Task directions:
Work out the number of lines in the records that include the word "content"; reply with that number alone.

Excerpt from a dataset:
-----

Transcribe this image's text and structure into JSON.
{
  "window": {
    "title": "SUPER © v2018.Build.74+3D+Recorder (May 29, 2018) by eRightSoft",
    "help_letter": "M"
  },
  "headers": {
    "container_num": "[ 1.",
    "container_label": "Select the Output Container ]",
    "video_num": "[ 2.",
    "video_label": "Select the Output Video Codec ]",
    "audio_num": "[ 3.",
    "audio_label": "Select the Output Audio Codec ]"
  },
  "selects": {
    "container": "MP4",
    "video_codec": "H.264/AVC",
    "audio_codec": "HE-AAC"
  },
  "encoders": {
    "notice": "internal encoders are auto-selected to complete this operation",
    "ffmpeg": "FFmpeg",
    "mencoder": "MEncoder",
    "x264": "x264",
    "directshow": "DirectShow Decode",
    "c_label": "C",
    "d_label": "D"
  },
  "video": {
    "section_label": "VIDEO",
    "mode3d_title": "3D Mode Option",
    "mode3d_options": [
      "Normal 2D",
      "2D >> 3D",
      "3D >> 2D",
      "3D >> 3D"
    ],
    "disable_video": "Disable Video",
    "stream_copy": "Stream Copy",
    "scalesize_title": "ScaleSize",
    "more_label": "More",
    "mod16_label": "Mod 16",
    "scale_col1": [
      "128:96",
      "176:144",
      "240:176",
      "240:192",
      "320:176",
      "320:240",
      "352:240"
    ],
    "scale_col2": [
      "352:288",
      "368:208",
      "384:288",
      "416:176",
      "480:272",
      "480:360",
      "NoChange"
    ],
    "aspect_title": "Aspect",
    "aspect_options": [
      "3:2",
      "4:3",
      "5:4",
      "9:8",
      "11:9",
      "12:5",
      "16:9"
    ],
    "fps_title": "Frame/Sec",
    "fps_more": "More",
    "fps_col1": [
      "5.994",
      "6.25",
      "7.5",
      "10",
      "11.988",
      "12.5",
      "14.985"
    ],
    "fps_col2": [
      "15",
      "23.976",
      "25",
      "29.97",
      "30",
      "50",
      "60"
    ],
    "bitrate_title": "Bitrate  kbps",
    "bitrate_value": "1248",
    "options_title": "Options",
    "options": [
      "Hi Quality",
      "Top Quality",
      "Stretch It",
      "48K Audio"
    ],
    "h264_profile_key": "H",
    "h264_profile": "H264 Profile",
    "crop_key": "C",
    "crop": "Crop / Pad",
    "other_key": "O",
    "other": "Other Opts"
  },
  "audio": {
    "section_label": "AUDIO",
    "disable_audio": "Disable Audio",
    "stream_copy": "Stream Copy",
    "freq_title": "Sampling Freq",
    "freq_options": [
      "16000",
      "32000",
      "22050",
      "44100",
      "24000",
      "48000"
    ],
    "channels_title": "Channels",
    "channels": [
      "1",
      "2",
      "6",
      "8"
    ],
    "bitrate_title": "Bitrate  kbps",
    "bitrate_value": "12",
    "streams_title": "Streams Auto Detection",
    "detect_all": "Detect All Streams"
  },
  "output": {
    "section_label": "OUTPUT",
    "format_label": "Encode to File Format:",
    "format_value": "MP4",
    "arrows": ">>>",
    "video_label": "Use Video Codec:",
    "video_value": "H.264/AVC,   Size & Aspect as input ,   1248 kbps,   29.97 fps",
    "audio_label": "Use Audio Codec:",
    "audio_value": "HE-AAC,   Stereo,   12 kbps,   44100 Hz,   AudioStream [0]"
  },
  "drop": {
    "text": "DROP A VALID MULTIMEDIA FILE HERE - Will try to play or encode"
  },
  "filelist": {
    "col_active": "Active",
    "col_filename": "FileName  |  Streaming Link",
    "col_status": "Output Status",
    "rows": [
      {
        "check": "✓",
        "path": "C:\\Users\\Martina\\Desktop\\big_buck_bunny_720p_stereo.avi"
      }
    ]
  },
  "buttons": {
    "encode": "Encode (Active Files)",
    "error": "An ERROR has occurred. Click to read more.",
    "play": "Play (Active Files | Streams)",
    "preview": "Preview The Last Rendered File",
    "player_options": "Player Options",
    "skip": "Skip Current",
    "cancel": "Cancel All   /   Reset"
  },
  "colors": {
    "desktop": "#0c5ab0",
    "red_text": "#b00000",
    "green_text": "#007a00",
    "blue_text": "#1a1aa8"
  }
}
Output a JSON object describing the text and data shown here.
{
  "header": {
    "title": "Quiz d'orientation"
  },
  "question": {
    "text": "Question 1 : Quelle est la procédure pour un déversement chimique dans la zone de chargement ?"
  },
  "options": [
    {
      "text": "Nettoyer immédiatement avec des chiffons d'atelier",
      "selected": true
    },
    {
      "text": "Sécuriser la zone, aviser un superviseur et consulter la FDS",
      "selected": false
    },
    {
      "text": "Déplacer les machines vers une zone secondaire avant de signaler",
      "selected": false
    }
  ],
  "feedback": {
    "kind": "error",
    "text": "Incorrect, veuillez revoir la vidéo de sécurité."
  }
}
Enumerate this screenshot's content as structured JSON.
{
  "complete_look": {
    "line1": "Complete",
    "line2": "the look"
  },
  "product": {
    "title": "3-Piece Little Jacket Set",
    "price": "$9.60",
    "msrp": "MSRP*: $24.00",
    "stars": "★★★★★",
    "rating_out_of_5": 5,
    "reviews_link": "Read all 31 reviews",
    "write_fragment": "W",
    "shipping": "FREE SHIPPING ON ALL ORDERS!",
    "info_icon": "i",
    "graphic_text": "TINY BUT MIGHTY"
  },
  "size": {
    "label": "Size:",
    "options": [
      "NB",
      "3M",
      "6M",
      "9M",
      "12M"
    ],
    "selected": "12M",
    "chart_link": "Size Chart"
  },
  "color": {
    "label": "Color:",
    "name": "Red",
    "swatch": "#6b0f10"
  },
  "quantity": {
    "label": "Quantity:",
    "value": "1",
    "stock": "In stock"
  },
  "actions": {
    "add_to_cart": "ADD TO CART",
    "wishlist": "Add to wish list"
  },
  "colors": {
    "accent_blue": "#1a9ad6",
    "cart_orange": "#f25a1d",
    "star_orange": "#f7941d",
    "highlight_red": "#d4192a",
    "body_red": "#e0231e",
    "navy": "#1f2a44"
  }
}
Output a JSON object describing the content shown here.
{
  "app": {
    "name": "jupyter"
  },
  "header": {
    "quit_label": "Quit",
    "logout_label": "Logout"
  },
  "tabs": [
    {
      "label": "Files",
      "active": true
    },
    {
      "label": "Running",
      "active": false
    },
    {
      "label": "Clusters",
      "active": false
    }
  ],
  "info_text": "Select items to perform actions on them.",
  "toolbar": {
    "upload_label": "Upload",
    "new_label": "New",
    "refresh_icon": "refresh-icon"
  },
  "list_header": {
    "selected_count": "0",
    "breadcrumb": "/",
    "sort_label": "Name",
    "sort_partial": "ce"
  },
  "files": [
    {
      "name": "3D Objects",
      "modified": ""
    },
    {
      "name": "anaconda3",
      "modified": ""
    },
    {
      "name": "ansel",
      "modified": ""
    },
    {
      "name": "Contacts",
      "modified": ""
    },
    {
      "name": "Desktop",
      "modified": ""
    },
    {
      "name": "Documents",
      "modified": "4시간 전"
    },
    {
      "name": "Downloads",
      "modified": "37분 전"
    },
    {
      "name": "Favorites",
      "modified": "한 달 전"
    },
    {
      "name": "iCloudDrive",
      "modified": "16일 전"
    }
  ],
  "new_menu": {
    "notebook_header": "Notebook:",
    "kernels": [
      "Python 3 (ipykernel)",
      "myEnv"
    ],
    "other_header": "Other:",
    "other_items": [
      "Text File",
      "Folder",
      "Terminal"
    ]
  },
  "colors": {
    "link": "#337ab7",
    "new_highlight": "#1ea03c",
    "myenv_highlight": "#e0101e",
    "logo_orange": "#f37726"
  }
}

-----

Solution for this task:
2